Listings of elements and their boxes:
= = = = =
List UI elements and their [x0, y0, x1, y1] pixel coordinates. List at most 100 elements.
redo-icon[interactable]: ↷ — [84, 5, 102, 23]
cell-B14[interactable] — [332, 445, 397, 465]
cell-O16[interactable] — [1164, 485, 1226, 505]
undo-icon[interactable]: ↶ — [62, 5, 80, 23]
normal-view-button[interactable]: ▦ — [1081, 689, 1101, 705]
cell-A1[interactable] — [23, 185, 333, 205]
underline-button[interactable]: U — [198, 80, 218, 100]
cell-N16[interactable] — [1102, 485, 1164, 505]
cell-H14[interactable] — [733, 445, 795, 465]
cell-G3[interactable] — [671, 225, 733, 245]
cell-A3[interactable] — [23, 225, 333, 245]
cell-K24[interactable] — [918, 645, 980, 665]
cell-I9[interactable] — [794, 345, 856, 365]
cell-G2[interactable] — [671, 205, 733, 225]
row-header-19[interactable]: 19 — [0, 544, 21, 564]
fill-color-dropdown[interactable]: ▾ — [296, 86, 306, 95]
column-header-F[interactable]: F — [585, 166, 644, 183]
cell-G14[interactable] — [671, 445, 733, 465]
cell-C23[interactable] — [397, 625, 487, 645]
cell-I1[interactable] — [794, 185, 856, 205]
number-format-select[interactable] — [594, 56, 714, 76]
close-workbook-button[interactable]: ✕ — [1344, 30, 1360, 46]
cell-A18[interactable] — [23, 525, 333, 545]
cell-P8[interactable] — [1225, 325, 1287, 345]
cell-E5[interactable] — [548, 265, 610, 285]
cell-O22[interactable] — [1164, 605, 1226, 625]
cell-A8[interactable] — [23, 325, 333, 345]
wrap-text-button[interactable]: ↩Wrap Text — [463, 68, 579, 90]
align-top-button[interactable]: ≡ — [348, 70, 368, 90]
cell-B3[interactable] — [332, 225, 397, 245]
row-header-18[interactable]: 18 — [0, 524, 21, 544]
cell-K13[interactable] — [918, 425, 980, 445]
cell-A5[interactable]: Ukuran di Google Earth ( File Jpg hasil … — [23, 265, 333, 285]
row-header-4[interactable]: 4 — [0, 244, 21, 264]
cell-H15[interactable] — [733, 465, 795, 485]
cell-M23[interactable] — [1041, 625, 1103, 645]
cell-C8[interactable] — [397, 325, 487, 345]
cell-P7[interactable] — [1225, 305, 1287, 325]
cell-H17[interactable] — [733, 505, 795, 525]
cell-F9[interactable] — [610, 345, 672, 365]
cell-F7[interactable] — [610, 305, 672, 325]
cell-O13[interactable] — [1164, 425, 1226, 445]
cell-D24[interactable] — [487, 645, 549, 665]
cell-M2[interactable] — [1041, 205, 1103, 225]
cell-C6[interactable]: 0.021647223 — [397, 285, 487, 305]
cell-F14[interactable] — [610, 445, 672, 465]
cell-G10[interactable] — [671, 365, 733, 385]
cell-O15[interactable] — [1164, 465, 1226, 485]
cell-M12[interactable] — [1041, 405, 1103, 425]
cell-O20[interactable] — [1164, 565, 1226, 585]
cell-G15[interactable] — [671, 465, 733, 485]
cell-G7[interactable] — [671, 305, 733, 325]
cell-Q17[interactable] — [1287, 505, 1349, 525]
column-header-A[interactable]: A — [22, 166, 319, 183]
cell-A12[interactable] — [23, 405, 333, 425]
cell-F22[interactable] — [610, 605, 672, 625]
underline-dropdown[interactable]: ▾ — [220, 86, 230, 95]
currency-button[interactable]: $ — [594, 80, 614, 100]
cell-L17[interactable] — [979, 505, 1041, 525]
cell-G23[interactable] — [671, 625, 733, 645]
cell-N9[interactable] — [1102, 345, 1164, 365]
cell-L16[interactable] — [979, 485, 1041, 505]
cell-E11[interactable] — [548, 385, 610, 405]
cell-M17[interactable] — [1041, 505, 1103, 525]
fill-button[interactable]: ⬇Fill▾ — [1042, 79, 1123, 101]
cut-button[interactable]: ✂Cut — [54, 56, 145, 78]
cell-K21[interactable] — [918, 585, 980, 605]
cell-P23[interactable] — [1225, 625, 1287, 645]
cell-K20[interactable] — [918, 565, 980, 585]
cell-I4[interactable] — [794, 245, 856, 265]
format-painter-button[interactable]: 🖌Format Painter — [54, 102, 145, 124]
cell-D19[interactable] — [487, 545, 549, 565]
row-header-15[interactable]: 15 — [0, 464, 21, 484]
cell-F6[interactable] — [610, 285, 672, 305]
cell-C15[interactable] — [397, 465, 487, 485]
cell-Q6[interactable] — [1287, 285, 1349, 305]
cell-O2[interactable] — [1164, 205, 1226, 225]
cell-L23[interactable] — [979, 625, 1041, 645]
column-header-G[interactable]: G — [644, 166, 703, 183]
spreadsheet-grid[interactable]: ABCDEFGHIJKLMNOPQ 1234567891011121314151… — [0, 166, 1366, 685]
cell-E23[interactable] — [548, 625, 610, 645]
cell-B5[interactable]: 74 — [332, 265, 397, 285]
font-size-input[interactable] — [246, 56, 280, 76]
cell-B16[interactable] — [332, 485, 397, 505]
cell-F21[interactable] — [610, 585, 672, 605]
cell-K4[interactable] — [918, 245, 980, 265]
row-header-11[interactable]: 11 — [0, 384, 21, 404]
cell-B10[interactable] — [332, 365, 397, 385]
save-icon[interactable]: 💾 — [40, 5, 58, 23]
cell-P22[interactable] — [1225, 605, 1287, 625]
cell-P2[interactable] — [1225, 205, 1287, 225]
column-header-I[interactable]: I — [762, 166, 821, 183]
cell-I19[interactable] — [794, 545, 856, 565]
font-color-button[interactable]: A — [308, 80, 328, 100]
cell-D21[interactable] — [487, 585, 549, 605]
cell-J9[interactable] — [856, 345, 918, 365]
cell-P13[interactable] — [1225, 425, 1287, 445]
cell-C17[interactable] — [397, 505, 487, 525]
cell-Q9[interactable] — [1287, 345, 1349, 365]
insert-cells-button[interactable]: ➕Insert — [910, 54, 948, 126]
= = = = =
• [Exercise description]: Please copy out every line of the records above character for character, leaving nothing out.

• [Full solution]:
List UI elements and their [x0, y0, x1, y1] pixel coordinates. List at most 100 elements.
redo-icon[interactable]: ↷ — [84, 5, 102, 23]
cell-B14[interactable] — [332, 445, 397, 465]
cell-O16[interactable] — [1164, 485, 1226, 505]
undo-icon[interactable]: ↶ — [62, 5, 80, 23]
normal-view-button[interactable]: ▦ — [1081, 689, 1101, 705]
cell-A1[interactable] — [23, 185, 333, 205]
underline-button[interactable]: U — [198, 80, 218, 100]
cell-N16[interactable] — [1102, 485, 1164, 505]
cell-H14[interactable] — [733, 445, 795, 465]
cell-G3[interactable] — [671, 225, 733, 245]
cell-A3[interactable] — [23, 225, 333, 245]
cell-K24[interactable] — [918, 645, 980, 665]
cell-I9[interactable] — [794, 345, 856, 365]
cell-G2[interactable] — [671, 205, 733, 225]
row-header-19[interactable]: 19 — [0, 544, 21, 564]
fill-color-dropdown[interactable]: ▾ — [296, 86, 306, 95]
column-header-F[interactable]: F — [585, 166, 644, 183]
cell-G14[interactable] — [671, 445, 733, 465]
cell-C23[interactable] — [397, 625, 487, 645]
cell-I1[interactable] — [794, 185, 856, 205]
number-format-select[interactable] — [594, 56, 714, 76]
close-workbook-button[interactable]: ✕ — [1344, 30, 1360, 46]
cell-A18[interactable] — [23, 525, 333, 545]
cell-P8[interactable] — [1225, 325, 1287, 345]
cell-E5[interactable] — [548, 265, 610, 285]
cell-O22[interactable] — [1164, 605, 1226, 625]
cell-A8[interactable] — [23, 325, 333, 345]
wrap-text-button[interactable]: ↩Wrap Text — [463, 68, 579, 90]
align-top-button[interactable]: ≡ — [348, 70, 368, 90]
cell-B3[interactable] — [332, 225, 397, 245]
row-header-18[interactable]: 18 — [0, 524, 21, 544]
cell-K13[interactable] — [918, 425, 980, 445]
cell-A5[interactable]: Ukuran di Google Earth ( File Jpg hasil … — [23, 265, 333, 285]
row-header-4[interactable]: 4 — [0, 244, 21, 264]
cell-H15[interactable] — [733, 465, 795, 485]
cell-M23[interactable] — [1041, 625, 1103, 645]
cell-C8[interactable] — [397, 325, 487, 345]
cell-P7[interactable] — [1225, 305, 1287, 325]
cell-H17[interactable] — [733, 505, 795, 525]
cell-F9[interactable] — [610, 345, 672, 365]
cell-F7[interactable] — [610, 305, 672, 325]
cell-O13[interactable] — [1164, 425, 1226, 445]
cell-D24[interactable] — [487, 645, 549, 665]
cell-M2[interactable] — [1041, 205, 1103, 225]
cell-C6[interactable]: 0.021647223 — [397, 285, 487, 305]
cell-F14[interactable] — [610, 445, 672, 465]
cell-G10[interactable] — [671, 365, 733, 385]
cell-O15[interactable] — [1164, 465, 1226, 485]
cell-M12[interactable] — [1041, 405, 1103, 425]
cell-O20[interactable] — [1164, 565, 1226, 585]
cell-G15[interactable] — [671, 465, 733, 485]
cell-G7[interactable] — [671, 305, 733, 325]
cell-Q17[interactable] — [1287, 505, 1349, 525]
column-header-A[interactable]: A — [22, 166, 319, 183]
cell-A12[interactable] — [23, 405, 333, 425]
cell-F22[interactable] — [610, 605, 672, 625]
underline-dropdown[interactable]: ▾ — [220, 86, 230, 95]
currency-button[interactable]: $ — [594, 80, 614, 100]
cell-L17[interactable] — [979, 505, 1041, 525]
cell-G23[interactable] — [671, 625, 733, 645]
cell-N9[interactable] — [1102, 345, 1164, 365]
cell-L16[interactable] — [979, 485, 1041, 505]
cell-E11[interactable] — [548, 385, 610, 405]
cell-M17[interactable] — [1041, 505, 1103, 525]
fill-button[interactable]: ⬇Fill▾ — [1042, 79, 1123, 101]
cut-button[interactable]: ✂Cut — [54, 56, 145, 78]
cell-K21[interactable] — [918, 585, 980, 605]
cell-P23[interactable] — [1225, 625, 1287, 645]
cell-K20[interactable] — [918, 565, 980, 585]
cell-I4[interactable] — [794, 245, 856, 265]
format-painter-button[interactable]: 🖌Format Painter — [54, 102, 145, 124]
cell-D19[interactable] — [487, 545, 549, 565]
row-header-15[interactable]: 15 — [0, 464, 21, 484]
cell-F6[interactable] — [610, 285, 672, 305]
cell-C15[interactable] — [397, 465, 487, 485]
cell-Q6[interactable] — [1287, 285, 1349, 305]
cell-O2[interactable] — [1164, 205, 1226, 225]
cell-L23[interactable] — [979, 625, 1041, 645]
column-header-G[interactable]: G — [644, 166, 703, 183]
spreadsheet-grid[interactable]: ABCDEFGHIJKLMNOPQ 1234567891011121314151… — [0, 166, 1366, 685]
cell-E23[interactable] — [548, 625, 610, 645]
cell-B5[interactable]: 74 — [332, 265, 397, 285]
font-size-input[interactable] — [246, 56, 280, 76]
cell-B16[interactable] — [332, 485, 397, 505]
cell-F21[interactable] — [610, 585, 672, 605]
cell-K4[interactable] — [918, 245, 980, 265]
row-header-11[interactable]: 11 — [0, 384, 21, 404]
cell-B10[interactable] — [332, 365, 397, 385]
save-icon[interactable]: 💾 — [40, 5, 58, 23]
cell-P22[interactable] — [1225, 605, 1287, 625]
cell-P2[interactable] — [1225, 205, 1287, 225]
column-header-I[interactable]: I — [762, 166, 821, 183]
cell-I19[interactable] — [794, 545, 856, 565]
font-color-button[interactable]: A — [308, 80, 328, 100]
cell-D21[interactable] — [487, 585, 549, 605]
cell-J9[interactable] — [856, 345, 918, 365]
cell-P13[interactable] — [1225, 425, 1287, 445]
cell-C17[interactable] — [397, 505, 487, 525]
cell-Q9[interactable] — [1287, 345, 1349, 365]
insert-cells-button[interactable]: ➕Insert — [910, 54, 948, 126]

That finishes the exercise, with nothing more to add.